Return the records exactly as they are.

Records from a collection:
>>>
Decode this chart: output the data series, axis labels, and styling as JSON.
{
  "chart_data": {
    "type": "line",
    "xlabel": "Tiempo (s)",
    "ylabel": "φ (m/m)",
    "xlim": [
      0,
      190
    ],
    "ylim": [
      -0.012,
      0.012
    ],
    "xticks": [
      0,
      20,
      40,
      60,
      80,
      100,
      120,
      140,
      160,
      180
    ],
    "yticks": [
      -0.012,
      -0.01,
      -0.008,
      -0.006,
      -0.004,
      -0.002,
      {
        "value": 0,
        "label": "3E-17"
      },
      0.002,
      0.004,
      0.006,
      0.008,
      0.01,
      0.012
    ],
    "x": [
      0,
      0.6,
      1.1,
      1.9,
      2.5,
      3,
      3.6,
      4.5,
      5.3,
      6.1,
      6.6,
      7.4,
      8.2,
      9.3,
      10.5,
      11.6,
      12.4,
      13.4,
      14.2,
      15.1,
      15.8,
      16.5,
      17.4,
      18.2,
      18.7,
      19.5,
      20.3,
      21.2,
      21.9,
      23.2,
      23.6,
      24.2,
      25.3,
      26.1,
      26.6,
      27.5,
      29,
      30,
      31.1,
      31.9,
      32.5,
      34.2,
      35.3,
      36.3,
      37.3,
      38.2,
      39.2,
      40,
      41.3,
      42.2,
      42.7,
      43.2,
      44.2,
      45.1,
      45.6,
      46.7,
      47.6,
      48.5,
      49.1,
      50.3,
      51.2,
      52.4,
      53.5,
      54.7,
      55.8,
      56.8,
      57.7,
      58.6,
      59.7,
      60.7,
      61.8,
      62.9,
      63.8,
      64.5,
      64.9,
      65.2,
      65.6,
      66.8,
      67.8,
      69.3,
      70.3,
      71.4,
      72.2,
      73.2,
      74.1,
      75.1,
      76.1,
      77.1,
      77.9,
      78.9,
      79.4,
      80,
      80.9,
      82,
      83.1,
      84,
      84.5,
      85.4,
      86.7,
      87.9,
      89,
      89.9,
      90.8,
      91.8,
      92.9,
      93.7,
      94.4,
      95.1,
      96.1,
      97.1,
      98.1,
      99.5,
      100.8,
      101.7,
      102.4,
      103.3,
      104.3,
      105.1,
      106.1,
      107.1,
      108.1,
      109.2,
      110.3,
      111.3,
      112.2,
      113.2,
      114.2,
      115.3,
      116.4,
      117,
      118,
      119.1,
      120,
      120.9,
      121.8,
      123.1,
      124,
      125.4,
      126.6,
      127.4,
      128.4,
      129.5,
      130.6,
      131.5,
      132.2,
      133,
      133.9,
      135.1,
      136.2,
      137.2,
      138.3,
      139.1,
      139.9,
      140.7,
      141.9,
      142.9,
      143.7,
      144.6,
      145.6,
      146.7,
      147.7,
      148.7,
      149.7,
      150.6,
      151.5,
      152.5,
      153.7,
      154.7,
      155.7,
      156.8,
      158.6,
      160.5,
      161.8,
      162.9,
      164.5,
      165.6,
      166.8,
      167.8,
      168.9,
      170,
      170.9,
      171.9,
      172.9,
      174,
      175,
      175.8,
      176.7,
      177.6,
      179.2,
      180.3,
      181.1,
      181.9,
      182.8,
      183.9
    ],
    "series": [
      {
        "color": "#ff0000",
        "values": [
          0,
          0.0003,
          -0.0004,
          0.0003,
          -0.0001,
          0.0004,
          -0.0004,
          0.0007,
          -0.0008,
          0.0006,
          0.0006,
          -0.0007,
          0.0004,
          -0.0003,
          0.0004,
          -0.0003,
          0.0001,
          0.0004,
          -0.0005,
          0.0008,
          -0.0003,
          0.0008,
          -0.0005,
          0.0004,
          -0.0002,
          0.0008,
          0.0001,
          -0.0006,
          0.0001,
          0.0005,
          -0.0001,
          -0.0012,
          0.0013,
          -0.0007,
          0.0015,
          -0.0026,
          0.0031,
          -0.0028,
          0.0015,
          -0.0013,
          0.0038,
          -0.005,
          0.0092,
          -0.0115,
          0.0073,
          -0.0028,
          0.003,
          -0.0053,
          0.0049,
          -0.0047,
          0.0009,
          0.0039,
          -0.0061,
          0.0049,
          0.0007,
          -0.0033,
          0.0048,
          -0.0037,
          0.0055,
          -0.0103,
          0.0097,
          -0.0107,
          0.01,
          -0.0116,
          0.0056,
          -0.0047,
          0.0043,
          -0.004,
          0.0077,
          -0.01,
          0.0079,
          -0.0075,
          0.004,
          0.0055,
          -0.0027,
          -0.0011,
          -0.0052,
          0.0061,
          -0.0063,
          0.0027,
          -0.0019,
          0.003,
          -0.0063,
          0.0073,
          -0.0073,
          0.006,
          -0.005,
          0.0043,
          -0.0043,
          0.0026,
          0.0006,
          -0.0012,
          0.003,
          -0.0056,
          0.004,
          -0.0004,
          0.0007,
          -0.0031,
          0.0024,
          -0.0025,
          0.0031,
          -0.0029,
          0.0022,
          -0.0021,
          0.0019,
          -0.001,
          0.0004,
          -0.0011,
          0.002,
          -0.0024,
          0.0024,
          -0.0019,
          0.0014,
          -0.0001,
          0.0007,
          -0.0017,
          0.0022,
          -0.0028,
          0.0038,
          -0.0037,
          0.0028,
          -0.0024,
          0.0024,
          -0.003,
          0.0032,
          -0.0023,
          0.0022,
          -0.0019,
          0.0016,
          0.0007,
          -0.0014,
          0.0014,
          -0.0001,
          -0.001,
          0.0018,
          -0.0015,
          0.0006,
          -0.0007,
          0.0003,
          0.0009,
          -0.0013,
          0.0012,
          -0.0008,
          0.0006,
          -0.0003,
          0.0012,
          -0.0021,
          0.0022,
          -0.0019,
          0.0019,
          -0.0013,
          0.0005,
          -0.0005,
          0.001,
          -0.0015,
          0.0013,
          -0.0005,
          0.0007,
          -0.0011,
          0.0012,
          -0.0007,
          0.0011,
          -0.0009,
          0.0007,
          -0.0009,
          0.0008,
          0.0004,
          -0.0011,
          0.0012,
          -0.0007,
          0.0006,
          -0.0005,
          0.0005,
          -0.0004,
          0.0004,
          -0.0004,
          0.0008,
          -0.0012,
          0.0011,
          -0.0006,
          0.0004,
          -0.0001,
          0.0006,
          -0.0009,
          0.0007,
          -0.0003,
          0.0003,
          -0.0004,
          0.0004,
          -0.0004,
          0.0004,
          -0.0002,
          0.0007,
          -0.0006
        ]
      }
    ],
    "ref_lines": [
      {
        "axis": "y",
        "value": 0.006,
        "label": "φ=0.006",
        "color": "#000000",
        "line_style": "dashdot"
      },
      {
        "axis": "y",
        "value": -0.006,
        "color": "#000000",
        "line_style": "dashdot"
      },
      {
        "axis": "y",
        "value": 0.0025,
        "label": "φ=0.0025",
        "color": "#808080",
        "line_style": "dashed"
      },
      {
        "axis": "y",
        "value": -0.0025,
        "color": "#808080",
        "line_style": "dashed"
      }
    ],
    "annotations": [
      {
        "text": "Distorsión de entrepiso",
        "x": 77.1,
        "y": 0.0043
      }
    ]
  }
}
<<<
Response to the task »
Decode this chart: output the data series, axis labels, and styling as JSON.
{
  "chart_data": {
    "type": "line",
    "xlabel": "Tiempo (s)",
    "ylabel": "φ (m/m)",
    "xlim": [
      0,
      190
    ],
    "ylim": [
      -0.012,
      0.012
    ],
    "xticks": [
      0,
      20,
      40,
      60,
      80,
      100,
      120,
      140,
      160,
      180
    ],
    "yticks": [
      -0.012,
      -0.01,
      -0.008,
      -0.006,
      -0.004,
      -0.002,
      {
        "value": 0,
        "label": "3E-17"
      },
      0.002,
      0.004,
      0.006,
      0.008,
      0.01,
      0.012
    ],
    "x": [
      0,
      0.6,
      1.1,
      1.9,
      2.5,
      3,
      3.6,
      4.5,
      5.3,
      6.1,
      6.6,
      7.4,
      8.2,
      9.3,
      10.5,
      11.6,
      12.4,
      13.4,
      14.2,
      15.1,
      15.8,
      16.5,
      17.4,
      18.2,
      18.7,
      19.5,
      20.3,
      21.2,
      21.9,
      23.2,
      23.6,
      24.2,
      25.3,
      26.1,
      26.6,
      27.5,
      29,
      30,
      31.1,
      31.9,
      32.5,
      34.2,
      35.3,
      36.3,
      37.3,
      38.2,
      39.2,
      40,
      41.3,
      42.2,
      42.7,
      43.2,
      44.2,
      45.1,
      45.6,
      46.7,
      47.6,
      48.5,
      49.1,
      50.3,
      51.2,
      52.4,
      53.5,
      54.7,
      55.8,
      56.8,
      57.7,
      58.6,
      59.7,
      60.7,
      61.8,
      62.9,
      63.8,
      64.5,
      64.9,
      65.2,
      65.6,
      66.8,
      67.8,
      69.3,
      70.3,
      71.4,
      72.2,
      73.2,
      74.1,
      75.1,
      76.1,
      77.1,
      77.9,
      78.9,
      79.4,
      80,
      80.9,
      82,
      83.1,
      84,
      84.5,
      85.4,
      86.7,
      87.9,
      89,
      89.9,
      90.8,
      91.8,
      92.9,
      93.7,
      94.4,
      95.1,
      96.1,
      97.1,
      98.1,
      99.5,
      100.8,
      101.7,
      102.4,
      103.3,
      104.3,
      105.1,
      106.1,
      107.1,
      108.1,
      109.2,
      110.3,
      111.3,
      112.2,
      113.2,
      114.2,
      115.3,
      116.4,
      117,
      118,
      119.1,
      120,
      120.9,
      121.8,
      123.1,
      124,
      125.4,
      126.6,
      127.4,
      128.4,
      129.5,
      130.6,
      131.5,
      132.2,
      133,
      133.9,
      135.1,
      136.2,
      137.2,
      138.3,
      139.1,
      139.9,
      140.7,
      141.9,
      142.9,
      143.7,
      144.6,
      145.6,
      146.7,
      147.7,
      148.7,
      149.7,
      150.6,
      151.5,
      152.5,
      153.7,
      154.7,
      155.7,
      156.8,
      158.6,
      160.5,
      161.8,
      162.9,
      164.5,
      165.6,
      166.8,
      167.8,
      168.9,
      170,
      170.9,
      171.9,
      172.9,
      174,
      175,
      175.8,
      176.7,
      177.6,
      179.2,
      180.3,
      181.1,
      181.9,
      182.8,
      183.9
    ],
    "series": [
      {
        "color": "#ff0000",
        "values": [
          0,
          0.0003,
          -0.0004,
          0.0003,
          -0.0001,
          0.0004,
          -0.0004,
          0.0007,
          -0.0008,
          0.0006,
          0.0006,
          -0.0007,
          0.0004,
          -0.0003,
          0.0004,
          -0.0003,
          0.0001,
          0.0004,
          -0.0005,
          0.0008,
          -0.0003,
          0.0008,
          -0.0005,
          0.0004,
          -0.0002,
          0.0008,
          0.0001,
          -0.0006,
          0.0001,
          0.0005,
          -0.0001,
          -0.0012,
          0.0013,
          -0.0007,
          0.0015,
          -0.0026,
          0.0031,
          -0.0028,
          0.0015,
          -0.0013,
          0.0038,
          -0.005,
          0.0092,
          -0.0115,
          0.0073,
          -0.0028,
          0.003,
          -0.0053,
          0.0049,
          -0.0047,
          0.0009,
          0.0039,
          -0.0061,
          0.0049,
          0.0007,
          -0.0033,
          0.0048,
          -0.0037,
          0.0055,
          -0.0103,
          0.0097,
          -0.0107,
          0.01,
          -0.0116,
          0.0056,
          -0.0047,
          0.0043,
          -0.004,
          0.0077,
          -0.01,
          0.0079,
          -0.0075,
          0.004,
          0.0055,
          -0.0027,
          -0.0011,
          -0.0052,
          0.0061,
          -0.0063,
          0.0027,
          -0.0019,
          0.003,
          -0.0063,
          0.0073,
          -0.0073,
          0.006,
          -0.005,
          0.0043,
          -0.0043,
          0.0026,
          0.0006,
          -0.0012,
          0.003,
          -0.0056,
          0.004,
          -0.0004,
          0.0007,
          -0.0031,
          0.0024,
          -0.0025,
          0.0031,
          -0.0029,
          0.0022,
          -0.0021,
          0.0019,
          -0.001,
          0.0004,
          -0.0011,
          0.002,
          -0.0024,
          0.0024,
          -0.0019,
          0.0014,
          -0.0001,
          0.0007,
          -0.0017,
          0.0022,
          -0.0028,
          0.0038,
          -0.0037,
          0.0028,
          -0.0024,
          0.0024,
          -0.003,
          0.0032,
          -0.0023,
          0.0022,
          -0.0019,
          0.0016,
          0.0007,
          -0.0014,
          0.0014,
          -0.0001,
          -0.001,
          0.0018,
          -0.0015,
          0.0006,
          -0.0007,
          0.0003,
          0.0009,
          -0.0013,
          0.0012,
          -0.0008,
          0.0006,
          -0.0003,
          0.0012,
          -0.0021,
          0.0022,
          -0.0019,
          0.0019,
          -0.0013,
          0.0005,
          -0.0005,
          0.001,
          -0.0015,
          0.0013,
          -0.0005,
          0.0007,
          -0.0011,
          0.0012,
          -0.0007,
          0.0011,
          -0.0009,
          0.0007,
          -0.0009,
          0.0008,
          0.0004,
          -0.0011,
          0.0012,
          -0.0007,
          0.0006,
          -0.0005,
          0.0005,
          -0.0004,
          0.0004,
          -0.0004,
          0.0008,
          -0.0012,
          0.0011,
          -0.0006,
          0.0004,
          -0.0001,
          0.0006,
          -0.0009,
          0.0007,
          -0.0003,
          0.0003,
          -0.0004,
          0.0004,
          -0.0004,
          0.0004,
          -0.0002,
          0.0007,
          -0.0006
        ]
      }
    ],
    "ref_lines": [
      {
        "axis": "y",
        "value": 0.006,
        "label": "φ=0.006",
        "color": "#000000",
        "line_style": "dashdot"
      },
      {
        "axis": "y",
        "value": -0.006,
        "color": "#000000",
        "line_style": "dashdot"
      },
      {
        "axis": "y",
        "value": 0.0025,
        "label": "φ=0.0025",
        "color": "#808080",
        "line_style": "dashed"
      },
      {
        "axis": "y",
        "value": -0.0025,
        "color": "#808080",
        "line_style": "dashed"
      }
    ],
    "annotations": [
      {
        "text": "Distorsión de entrepiso",
        "x": 77.1,
        "y": 0.0043
      }
    ]
  }
}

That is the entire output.